Goal
Copy every line that holds "Валерий".

Input material
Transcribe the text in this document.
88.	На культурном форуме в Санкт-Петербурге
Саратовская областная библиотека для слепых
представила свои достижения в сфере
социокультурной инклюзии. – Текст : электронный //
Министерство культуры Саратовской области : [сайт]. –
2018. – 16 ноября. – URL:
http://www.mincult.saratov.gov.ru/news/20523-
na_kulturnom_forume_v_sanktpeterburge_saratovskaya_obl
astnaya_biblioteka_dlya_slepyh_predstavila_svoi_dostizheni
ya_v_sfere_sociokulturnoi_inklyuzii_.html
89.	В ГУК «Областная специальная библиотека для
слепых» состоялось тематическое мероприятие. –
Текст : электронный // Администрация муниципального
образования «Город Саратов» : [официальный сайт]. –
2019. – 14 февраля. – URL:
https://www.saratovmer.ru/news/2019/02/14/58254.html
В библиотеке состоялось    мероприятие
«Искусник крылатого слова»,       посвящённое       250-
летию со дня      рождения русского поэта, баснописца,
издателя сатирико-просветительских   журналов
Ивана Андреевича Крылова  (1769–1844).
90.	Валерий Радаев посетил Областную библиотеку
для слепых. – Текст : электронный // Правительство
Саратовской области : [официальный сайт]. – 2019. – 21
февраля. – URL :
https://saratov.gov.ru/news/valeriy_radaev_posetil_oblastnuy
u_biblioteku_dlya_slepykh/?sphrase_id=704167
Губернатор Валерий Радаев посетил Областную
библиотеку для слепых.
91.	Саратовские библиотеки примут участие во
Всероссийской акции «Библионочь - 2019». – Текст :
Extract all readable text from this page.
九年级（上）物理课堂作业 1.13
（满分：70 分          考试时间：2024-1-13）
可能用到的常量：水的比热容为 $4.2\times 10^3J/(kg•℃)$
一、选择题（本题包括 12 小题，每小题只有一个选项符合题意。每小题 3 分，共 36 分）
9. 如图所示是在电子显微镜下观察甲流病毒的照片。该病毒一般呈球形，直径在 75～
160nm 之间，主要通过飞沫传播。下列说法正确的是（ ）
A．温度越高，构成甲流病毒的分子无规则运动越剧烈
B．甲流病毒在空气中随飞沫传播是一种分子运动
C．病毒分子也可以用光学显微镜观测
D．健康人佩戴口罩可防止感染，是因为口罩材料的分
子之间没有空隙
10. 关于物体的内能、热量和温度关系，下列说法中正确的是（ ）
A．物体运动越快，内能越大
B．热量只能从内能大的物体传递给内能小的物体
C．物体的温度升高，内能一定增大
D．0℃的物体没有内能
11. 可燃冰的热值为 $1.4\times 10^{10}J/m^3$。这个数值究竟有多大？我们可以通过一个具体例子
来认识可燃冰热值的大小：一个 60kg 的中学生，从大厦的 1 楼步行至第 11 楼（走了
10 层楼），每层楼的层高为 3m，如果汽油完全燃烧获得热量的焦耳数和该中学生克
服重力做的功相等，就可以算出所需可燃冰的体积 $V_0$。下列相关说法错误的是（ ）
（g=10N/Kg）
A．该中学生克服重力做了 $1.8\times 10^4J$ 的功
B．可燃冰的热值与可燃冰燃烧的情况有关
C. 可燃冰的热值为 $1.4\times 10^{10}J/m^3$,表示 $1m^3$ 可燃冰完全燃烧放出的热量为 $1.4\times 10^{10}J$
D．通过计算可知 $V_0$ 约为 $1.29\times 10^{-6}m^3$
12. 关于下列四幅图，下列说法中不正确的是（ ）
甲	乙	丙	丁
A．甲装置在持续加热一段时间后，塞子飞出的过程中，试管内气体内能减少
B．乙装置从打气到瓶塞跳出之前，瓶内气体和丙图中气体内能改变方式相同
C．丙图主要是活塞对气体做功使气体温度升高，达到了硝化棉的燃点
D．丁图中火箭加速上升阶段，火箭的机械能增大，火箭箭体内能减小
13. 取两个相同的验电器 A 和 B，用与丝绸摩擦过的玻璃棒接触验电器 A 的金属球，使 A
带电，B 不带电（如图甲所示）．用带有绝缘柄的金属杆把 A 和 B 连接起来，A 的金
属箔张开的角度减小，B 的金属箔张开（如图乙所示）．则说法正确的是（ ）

Solution for this exercise
90.	Валерий Радаев посетил Областную библиотеку
Губернатор Валерий Радаев посетил Областную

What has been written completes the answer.